- _Work request_:
What is the number of lines in the records that contain "this"? Give only that number.

START Material shown

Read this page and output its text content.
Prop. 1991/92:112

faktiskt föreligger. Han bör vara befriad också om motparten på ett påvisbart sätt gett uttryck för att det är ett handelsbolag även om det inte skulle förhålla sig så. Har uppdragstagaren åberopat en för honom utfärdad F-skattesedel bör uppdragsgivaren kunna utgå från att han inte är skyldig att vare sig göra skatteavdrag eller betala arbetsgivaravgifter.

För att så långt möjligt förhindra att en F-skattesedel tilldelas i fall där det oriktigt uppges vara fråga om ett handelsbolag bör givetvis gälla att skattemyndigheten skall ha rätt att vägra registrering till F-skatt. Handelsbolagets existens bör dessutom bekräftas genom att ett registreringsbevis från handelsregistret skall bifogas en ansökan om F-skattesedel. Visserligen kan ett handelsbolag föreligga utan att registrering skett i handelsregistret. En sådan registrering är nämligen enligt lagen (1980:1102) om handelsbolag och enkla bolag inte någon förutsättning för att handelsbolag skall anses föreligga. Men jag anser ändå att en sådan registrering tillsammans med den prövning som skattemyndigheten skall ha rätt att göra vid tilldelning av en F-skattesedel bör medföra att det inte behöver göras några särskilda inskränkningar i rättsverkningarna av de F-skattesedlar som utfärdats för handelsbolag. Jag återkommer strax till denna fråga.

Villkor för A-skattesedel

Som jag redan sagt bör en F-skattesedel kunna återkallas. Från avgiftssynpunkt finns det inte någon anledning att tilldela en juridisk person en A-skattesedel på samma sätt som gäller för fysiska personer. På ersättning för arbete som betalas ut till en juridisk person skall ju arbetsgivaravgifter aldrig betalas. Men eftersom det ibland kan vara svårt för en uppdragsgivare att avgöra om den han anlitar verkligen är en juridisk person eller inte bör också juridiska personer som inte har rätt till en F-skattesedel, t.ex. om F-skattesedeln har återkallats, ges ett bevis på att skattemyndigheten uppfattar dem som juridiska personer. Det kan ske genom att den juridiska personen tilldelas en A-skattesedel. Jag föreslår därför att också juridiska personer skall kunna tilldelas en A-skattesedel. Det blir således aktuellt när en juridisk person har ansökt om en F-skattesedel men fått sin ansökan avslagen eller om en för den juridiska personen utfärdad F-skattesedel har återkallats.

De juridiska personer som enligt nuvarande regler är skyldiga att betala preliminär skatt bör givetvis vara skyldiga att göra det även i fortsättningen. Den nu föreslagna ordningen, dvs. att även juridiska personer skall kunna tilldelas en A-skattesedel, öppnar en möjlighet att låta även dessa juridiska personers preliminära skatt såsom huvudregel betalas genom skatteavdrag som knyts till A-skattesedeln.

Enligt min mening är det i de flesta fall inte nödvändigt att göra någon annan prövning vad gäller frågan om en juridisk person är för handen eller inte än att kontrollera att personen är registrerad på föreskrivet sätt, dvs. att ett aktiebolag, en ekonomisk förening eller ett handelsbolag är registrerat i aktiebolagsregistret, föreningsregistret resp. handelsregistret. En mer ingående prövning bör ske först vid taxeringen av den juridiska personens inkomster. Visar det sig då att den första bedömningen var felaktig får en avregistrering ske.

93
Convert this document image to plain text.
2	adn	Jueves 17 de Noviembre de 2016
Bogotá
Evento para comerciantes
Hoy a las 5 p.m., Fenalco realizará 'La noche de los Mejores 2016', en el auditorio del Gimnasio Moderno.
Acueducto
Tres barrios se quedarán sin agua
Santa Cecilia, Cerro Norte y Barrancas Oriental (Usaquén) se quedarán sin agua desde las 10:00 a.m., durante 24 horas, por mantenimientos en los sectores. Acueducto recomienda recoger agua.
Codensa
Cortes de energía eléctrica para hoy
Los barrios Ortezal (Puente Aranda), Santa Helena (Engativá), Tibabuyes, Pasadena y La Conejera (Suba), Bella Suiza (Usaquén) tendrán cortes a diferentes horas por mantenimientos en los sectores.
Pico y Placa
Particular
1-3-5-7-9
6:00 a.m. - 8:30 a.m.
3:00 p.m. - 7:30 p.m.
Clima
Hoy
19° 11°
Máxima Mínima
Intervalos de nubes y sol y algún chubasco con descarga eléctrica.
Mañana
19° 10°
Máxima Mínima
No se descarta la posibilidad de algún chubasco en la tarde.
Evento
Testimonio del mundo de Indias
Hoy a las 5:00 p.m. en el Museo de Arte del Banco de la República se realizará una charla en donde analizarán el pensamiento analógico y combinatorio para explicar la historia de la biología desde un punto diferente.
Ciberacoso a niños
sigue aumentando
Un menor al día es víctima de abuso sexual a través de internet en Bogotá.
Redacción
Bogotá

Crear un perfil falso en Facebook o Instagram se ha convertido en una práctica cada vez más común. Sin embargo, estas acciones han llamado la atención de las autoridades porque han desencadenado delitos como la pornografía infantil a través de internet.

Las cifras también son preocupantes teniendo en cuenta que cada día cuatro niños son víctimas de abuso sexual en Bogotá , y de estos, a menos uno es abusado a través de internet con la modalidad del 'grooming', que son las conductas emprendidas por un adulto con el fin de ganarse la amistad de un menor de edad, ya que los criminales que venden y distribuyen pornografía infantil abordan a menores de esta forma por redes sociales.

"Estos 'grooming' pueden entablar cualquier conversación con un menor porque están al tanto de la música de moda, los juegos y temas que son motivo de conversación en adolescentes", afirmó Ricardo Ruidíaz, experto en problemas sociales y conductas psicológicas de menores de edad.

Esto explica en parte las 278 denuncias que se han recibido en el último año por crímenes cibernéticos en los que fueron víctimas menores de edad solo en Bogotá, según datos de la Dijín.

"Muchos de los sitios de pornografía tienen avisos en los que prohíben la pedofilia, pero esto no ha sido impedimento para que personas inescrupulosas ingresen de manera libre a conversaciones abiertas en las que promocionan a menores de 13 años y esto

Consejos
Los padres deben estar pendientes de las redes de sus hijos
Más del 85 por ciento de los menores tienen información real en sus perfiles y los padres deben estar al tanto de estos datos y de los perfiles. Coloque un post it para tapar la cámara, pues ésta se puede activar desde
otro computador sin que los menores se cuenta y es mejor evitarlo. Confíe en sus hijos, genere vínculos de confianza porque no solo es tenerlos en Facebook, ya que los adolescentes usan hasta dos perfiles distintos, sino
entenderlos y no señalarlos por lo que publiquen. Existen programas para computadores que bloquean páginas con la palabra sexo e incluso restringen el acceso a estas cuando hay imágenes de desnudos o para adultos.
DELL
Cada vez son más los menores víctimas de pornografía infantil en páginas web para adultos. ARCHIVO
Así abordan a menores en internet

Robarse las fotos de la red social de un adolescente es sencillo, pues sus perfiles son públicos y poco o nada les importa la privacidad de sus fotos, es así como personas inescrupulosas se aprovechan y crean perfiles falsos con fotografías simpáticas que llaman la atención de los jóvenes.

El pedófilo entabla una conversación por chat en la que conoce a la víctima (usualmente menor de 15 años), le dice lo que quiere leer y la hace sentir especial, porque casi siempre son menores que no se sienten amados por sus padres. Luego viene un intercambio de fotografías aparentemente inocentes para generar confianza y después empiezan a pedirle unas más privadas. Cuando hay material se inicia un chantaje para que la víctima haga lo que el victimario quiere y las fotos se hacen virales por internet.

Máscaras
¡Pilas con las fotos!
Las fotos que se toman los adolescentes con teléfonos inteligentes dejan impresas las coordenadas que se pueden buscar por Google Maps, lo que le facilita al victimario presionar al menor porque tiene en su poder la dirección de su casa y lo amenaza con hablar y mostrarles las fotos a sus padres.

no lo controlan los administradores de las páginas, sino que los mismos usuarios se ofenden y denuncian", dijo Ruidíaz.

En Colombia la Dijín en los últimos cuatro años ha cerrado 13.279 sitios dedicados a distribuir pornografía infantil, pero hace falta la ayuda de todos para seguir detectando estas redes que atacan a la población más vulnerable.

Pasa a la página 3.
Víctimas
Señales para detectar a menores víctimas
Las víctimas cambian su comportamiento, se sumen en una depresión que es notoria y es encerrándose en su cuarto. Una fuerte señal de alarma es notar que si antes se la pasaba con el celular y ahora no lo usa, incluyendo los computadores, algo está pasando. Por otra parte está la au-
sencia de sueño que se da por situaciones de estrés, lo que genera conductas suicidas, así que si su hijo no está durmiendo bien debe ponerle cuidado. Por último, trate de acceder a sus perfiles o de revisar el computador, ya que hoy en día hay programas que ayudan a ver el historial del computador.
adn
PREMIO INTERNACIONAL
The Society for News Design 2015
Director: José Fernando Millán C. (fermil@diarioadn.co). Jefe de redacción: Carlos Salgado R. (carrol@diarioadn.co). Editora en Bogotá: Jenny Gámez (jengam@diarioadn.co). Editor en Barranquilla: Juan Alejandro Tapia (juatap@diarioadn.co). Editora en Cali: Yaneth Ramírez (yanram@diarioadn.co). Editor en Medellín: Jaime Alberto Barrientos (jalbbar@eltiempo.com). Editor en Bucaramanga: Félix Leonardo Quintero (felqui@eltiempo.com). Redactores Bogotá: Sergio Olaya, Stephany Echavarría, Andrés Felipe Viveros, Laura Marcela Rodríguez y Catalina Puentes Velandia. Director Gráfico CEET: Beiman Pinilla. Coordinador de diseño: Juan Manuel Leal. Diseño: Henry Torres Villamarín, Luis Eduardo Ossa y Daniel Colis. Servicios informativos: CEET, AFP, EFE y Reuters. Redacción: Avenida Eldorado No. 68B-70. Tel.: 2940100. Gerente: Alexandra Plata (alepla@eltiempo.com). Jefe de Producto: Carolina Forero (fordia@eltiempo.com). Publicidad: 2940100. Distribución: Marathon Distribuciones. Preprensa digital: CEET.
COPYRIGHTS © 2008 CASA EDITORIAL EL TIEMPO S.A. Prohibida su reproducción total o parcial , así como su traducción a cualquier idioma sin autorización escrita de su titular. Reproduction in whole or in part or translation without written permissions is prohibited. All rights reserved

END Material shown

- _Worked solution_:
2